> _Task to complete_: Copy the full set of lines exactly as given.

[Collected data entries]
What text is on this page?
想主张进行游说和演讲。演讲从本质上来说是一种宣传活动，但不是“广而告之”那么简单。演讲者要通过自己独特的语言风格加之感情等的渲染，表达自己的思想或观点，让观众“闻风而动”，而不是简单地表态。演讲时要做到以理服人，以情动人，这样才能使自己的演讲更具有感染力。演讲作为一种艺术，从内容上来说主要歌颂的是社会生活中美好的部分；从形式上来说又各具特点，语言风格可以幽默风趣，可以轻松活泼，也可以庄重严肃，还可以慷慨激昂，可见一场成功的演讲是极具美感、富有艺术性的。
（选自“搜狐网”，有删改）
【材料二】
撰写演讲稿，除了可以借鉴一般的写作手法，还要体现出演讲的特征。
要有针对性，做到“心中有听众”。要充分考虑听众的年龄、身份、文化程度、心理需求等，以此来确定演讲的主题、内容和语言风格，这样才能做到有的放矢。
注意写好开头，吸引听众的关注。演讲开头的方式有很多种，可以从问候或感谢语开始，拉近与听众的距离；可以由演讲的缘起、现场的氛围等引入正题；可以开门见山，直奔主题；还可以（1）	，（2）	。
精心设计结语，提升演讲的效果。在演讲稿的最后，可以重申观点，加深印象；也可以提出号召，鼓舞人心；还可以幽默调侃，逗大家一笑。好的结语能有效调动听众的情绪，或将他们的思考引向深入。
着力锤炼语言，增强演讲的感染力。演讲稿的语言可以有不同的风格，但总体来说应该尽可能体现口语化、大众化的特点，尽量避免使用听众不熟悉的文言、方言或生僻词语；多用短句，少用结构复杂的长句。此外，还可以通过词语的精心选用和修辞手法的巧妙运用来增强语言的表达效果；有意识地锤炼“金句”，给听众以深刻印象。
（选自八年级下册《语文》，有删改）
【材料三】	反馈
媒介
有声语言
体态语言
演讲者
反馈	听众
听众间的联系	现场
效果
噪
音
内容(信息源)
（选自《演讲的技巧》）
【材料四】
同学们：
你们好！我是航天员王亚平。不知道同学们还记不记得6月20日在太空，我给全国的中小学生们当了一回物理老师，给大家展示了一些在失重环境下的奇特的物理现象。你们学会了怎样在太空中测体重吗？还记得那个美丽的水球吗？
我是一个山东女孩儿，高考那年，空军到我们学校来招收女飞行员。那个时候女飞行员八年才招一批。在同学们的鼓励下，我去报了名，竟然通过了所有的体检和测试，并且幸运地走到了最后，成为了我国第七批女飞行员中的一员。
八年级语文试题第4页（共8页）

> _Solved exercise_:
What text is on this page?
想主张进行游说和演讲。演讲从本质上来说是一种宣传活动，但不是“广而告之”那么简单。演讲者要通过自己独特的语言风格加之感情等的渲染，表达自己的思想或观点，让观众“闻风而动”，而不是简单地表态。演讲时要做到以理服人，以情动人，这样才能使自己的演讲更具有感染力。演讲作为一种艺术，从内容上来说主要歌颂的是社会生活中美好的部分；从形式上来说又各具特点，语言风格可以幽默风趣，可以轻松活泼，也可以庄重严肃，还可以慷慨激昂，可见一场成功的演讲是极具美感、富有艺术性的。
（选自“搜狐网”，有删改）
【材料二】
撰写演讲稿，除了可以借鉴一般的写作手法，还要体现出演讲的特征。
要有针对性，做到“心中有听众”。要充分考虑听众的年龄、身份、文化程度、心理需求等，以此来确定演讲的主题、内容和语言风格，这样才能做到有的放矢。
注意写好开头，吸引听众的关注。演讲开头的方式有很多种，可以从问候或感谢语开始，拉近与听众的距离；可以由演讲的缘起、现场的氛围等引入正题；可以开门见山，直奔主题；还可以（1）	，（2）	。
精心设计结语，提升演讲的效果。在演讲稿的最后，可以重申观点，加深印象；也可以提出号召，鼓舞人心；还可以幽默调侃，逗大家一笑。好的结语能有效调动听众的情绪，或将他们的思考引向深入。
着力锤炼语言，增强演讲的感染力。演讲稿的语言可以有不同的风格，但总体来说应该尽可能体现口语化、大众化的特点，尽量避免使用听众不熟悉的文言、方言或生僻词语；多用短句，少用结构复杂的长句。此外，还可以通过词语的精心选用和修辞手法的巧妙运用来增强语言的表达效果；有意识地锤炼“金句”，给听众以深刻印象。
（选自八年级下册《语文》，有删改）
【材料三】	反馈
媒介
有声语言
体态语言
演讲者
反馈	听众
听众间的联系	现场
效果
噪
音
内容(信息源)
（选自《演讲的技巧》）
【材料四】
同学们：
你们好！我是航天员王亚平。不知道同学们还记不记得6月20日在太空，我给全国的中小学生们当了一回物理老师，给大家展示了一些在失重环境下的奇特的物理现象。你们学会了怎样在太空中测体重吗？还记得那个美丽的水球吗？
我是一个山东女孩儿，高考那年，空军到我们学校来招收女飞行员。那个时候女飞行员八年才招一批。在同学们的鼓励下，我去报了名，竟然通过了所有的体检和测试，并且幸运地走到了最后，成为了我国第七批女飞行员中的一员。
八年级语文试题第4页（共8页）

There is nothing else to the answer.